Supplied data Block Start

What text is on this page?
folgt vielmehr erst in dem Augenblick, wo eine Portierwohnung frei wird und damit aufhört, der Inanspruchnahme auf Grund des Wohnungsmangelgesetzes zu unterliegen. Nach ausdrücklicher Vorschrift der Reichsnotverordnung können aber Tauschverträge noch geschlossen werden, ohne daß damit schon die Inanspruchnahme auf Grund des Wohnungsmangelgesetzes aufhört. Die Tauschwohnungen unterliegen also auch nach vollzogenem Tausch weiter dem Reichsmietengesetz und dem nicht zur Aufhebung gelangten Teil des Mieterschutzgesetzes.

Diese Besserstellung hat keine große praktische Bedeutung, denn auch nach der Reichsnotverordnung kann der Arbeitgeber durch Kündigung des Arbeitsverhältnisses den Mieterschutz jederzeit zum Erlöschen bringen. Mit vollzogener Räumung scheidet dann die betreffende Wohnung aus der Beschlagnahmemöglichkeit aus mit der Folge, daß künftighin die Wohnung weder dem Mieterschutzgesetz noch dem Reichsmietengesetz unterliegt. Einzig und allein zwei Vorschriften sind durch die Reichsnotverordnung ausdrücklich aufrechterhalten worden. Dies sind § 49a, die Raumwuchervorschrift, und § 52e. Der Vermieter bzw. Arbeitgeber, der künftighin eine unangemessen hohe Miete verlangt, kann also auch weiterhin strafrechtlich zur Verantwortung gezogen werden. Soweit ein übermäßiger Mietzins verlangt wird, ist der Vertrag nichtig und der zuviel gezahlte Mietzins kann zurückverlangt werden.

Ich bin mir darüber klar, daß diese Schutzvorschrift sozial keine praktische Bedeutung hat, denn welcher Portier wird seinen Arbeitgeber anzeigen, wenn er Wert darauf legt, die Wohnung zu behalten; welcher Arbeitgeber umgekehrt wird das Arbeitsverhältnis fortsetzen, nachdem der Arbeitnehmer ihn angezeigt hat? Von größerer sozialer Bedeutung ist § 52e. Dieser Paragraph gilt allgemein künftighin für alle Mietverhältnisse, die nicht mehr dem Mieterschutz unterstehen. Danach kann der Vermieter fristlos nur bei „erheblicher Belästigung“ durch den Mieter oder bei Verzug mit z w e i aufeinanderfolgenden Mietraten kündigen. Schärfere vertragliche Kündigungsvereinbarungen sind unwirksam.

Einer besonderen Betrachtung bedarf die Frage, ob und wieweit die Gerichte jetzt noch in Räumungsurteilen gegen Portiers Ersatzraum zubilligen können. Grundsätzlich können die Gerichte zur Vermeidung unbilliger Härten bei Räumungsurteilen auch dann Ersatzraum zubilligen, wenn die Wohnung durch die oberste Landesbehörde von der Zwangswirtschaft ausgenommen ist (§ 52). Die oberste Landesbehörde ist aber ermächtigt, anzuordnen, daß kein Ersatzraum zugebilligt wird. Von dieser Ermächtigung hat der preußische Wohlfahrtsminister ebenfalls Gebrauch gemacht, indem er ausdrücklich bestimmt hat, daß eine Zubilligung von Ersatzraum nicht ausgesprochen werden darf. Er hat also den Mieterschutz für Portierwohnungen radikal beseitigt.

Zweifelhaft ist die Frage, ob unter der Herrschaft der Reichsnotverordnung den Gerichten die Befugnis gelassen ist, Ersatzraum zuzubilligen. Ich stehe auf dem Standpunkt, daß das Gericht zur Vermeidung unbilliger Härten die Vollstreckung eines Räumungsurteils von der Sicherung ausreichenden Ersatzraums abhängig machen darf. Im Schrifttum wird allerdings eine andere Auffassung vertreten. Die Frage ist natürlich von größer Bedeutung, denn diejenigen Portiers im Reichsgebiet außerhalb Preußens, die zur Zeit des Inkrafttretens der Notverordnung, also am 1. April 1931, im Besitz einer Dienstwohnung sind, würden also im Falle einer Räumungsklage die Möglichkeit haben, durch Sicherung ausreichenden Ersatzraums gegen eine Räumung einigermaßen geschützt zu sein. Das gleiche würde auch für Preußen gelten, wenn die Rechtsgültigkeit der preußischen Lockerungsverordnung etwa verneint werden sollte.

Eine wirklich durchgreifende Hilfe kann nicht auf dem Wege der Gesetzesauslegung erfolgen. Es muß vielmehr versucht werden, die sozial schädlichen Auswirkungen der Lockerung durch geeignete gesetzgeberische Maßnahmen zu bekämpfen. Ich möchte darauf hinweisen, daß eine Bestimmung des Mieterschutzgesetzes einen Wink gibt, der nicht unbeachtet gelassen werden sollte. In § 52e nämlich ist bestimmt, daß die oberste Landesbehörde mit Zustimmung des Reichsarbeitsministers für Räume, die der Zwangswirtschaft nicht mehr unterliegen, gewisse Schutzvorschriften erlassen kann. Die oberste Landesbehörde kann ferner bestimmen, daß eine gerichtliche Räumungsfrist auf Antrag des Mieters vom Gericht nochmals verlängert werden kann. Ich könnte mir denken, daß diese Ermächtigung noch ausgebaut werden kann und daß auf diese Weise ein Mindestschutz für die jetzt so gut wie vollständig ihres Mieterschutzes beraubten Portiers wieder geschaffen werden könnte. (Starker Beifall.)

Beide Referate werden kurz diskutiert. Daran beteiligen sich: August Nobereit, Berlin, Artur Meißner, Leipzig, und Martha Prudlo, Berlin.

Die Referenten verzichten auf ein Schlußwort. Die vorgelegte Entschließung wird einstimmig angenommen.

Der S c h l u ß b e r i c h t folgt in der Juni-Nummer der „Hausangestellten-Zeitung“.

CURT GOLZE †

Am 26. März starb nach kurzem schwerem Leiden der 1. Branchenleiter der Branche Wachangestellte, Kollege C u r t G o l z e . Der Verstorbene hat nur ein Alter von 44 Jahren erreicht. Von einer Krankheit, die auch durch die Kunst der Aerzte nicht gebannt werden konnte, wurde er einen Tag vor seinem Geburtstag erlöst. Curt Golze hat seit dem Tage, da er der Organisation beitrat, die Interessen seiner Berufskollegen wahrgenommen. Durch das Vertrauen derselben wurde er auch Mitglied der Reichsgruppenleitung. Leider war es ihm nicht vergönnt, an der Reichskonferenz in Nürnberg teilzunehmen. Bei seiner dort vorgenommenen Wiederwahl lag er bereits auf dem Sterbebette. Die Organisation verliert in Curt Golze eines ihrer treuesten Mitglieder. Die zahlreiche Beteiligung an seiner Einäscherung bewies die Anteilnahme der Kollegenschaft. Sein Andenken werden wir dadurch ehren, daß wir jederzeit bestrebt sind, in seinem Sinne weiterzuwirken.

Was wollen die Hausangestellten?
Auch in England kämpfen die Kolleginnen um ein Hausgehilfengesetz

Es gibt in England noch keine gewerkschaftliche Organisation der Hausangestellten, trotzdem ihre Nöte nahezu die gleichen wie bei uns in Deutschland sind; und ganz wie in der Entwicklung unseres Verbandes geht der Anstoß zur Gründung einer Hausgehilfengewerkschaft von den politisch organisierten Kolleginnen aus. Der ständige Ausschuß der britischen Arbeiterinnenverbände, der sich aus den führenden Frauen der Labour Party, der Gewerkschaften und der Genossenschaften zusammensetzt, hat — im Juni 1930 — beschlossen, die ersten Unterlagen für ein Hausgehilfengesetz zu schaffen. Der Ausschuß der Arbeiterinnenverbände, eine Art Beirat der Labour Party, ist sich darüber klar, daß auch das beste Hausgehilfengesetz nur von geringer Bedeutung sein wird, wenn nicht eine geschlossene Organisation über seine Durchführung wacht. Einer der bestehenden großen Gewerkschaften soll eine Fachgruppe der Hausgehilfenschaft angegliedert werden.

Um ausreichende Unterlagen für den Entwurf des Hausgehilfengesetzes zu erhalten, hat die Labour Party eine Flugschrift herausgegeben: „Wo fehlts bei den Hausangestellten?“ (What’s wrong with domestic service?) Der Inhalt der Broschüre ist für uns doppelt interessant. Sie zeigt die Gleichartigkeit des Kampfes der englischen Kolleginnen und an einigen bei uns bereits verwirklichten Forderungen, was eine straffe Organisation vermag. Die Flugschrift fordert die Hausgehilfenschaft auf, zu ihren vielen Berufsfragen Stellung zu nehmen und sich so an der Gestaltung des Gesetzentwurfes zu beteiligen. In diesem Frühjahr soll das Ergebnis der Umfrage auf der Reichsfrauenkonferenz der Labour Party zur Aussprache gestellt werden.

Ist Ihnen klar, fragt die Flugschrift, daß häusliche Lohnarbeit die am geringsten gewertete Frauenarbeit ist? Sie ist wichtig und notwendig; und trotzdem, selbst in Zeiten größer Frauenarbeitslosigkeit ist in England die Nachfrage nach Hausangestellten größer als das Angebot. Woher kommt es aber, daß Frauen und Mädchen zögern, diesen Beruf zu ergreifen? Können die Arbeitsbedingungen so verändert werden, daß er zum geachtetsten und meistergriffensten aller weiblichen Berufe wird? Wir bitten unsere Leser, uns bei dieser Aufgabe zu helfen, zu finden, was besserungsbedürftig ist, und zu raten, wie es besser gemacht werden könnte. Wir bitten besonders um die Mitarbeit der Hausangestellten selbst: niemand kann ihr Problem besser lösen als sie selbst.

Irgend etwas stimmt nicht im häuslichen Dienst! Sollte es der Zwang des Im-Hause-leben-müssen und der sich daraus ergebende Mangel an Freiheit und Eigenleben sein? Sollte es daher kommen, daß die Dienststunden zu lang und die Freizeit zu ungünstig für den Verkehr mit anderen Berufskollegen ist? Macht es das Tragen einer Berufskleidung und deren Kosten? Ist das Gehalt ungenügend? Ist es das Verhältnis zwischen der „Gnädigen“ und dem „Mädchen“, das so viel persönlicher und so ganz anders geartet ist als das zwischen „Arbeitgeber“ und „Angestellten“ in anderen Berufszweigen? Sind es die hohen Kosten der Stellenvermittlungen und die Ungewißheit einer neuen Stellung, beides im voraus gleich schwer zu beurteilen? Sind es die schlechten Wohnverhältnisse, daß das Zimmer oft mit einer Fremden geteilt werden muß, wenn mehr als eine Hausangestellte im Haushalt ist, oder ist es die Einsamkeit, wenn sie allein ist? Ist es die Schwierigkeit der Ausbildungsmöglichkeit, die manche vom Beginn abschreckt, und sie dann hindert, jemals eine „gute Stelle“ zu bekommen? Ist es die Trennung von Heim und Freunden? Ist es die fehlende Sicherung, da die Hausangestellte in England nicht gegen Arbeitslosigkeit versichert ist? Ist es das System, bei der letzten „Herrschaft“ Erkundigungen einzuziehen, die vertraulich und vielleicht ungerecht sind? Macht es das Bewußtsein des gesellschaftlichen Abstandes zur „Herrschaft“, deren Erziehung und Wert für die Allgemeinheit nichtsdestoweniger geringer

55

Supplied data Block End

*Exercise instructions*
Lines with "folgt": find them in the data and copy each one.

*Expected answer*
folgt vielmehr erst in dem Augenblick, wo eine Portierwohnung frei wird und damit aufhört, der Inanspruchnahme auf Grund des Wohnungsmangelgesetzes zu unterliegen. Nach ausdrücklicher Vorschrift der Reichsnotverordnung können aber Tauschverträge noch geschlossen werden, ohne daß damit schon die Inanspruchnahme auf Grund des Wohnungsmangelgesetzes aufhört. Die Tauschwohnungen unterliegen also auch nach vollzogenem Tausch weiter dem Reichsmietengesetz und dem nicht zur Aufhebung gelangten Teil des Mieterschutzgesetzes.
Der S c h l u ß b e r i c h t folgt in der Juni-Nummer der „Hausangestellten-Zeitung“.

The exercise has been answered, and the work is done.